Stated task:
From the listing below, select every line where the word "heart" appears.

[Dataset rows]
--

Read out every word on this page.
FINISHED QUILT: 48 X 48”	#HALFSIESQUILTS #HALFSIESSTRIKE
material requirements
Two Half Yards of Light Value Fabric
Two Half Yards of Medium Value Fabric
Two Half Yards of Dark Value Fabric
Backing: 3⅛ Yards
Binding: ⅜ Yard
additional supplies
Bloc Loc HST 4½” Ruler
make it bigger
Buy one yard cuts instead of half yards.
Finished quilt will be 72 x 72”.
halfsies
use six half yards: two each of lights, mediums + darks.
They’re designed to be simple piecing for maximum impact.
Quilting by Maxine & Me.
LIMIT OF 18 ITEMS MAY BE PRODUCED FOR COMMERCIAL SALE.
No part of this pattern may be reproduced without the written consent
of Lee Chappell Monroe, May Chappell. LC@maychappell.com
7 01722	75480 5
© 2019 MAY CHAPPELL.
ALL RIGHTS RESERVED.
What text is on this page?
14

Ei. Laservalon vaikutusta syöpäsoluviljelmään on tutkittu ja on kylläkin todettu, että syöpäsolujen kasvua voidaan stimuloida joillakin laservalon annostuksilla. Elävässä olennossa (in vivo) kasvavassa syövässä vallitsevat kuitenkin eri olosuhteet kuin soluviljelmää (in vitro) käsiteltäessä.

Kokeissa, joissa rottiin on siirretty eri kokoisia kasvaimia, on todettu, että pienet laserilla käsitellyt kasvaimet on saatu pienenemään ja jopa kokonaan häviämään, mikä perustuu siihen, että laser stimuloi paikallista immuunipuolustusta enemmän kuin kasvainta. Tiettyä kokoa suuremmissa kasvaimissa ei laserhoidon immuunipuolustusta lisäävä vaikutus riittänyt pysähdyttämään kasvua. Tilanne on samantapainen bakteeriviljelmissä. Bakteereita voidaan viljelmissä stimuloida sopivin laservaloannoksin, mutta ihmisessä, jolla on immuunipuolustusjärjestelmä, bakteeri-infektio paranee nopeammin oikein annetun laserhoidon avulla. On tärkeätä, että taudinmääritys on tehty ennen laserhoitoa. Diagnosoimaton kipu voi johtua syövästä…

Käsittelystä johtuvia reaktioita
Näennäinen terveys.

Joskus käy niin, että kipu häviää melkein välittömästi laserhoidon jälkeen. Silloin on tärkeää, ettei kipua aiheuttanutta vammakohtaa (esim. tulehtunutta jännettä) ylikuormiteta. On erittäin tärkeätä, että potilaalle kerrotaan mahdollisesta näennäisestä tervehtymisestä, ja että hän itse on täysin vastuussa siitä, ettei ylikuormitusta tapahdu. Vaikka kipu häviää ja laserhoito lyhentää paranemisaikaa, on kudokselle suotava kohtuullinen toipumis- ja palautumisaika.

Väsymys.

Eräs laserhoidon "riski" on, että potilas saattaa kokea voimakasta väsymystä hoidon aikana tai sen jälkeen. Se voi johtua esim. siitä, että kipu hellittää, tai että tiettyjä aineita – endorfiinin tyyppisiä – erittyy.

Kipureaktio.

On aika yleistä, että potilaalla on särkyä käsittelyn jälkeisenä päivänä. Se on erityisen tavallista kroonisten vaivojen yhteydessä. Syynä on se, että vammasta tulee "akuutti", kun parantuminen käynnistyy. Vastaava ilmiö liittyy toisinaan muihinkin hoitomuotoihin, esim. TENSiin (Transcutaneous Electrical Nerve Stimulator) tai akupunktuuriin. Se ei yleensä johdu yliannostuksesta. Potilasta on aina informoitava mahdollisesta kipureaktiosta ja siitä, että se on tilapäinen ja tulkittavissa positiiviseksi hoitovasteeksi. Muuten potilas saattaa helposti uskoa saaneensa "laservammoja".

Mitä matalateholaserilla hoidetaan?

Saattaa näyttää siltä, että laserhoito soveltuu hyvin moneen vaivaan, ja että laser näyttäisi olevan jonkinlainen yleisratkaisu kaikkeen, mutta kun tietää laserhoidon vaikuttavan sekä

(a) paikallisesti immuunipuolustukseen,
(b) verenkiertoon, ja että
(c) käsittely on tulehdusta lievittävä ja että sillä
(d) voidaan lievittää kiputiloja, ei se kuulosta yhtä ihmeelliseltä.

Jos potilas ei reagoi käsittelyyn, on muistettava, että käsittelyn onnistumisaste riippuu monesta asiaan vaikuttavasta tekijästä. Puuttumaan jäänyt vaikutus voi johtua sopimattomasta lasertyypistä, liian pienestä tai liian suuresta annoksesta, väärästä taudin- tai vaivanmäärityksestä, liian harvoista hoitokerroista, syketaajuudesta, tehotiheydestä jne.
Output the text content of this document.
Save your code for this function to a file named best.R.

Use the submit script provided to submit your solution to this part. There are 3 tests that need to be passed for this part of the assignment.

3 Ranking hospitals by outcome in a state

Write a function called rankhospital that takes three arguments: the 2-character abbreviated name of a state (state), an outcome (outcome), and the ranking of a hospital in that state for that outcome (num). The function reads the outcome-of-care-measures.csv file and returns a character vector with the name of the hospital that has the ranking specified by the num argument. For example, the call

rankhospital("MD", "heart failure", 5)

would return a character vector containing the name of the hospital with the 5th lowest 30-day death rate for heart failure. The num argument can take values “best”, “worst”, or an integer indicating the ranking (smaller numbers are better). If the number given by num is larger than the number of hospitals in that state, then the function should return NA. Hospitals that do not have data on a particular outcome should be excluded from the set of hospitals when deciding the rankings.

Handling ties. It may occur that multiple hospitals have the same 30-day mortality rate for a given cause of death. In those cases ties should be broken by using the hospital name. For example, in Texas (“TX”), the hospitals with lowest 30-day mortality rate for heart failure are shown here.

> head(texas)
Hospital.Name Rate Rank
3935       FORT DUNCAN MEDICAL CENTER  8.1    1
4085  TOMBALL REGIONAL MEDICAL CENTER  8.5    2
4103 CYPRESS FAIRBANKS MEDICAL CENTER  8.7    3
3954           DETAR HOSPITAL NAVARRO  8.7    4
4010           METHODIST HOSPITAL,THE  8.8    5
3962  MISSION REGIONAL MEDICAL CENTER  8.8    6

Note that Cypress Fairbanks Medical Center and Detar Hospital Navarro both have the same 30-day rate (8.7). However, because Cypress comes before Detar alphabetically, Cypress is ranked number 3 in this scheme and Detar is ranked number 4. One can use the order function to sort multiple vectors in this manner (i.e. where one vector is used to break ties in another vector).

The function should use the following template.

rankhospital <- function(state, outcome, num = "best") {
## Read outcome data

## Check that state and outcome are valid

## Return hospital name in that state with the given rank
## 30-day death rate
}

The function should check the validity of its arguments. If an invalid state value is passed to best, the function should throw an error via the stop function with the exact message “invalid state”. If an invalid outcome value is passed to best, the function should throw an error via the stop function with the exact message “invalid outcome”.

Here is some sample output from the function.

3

--

Exercise response:
rankhospital("MD", "heart failure", 5)
would return a character vector containing the name of the hospital with the 5th lowest 30-day death rate for heart failure. The num argument can take values “best”, “worst”, or an integer indicating the ranking (smaller numbers are better). If the number given by num is larger than the number of hospitals in that state, then the function should return NA. Hospitals that do not have data on a particular outcome should be excluded from the set of hospitals when deciding the rankings.
Handling ties. It may occur that multiple hospitals have the same 30-day mortality rate for a given cause of death. In those cases ties should be broken by using the hospital name. For example, in Texas (“TX”), the hospitals with lowest 30-day mortality rate for heart failure are shown here.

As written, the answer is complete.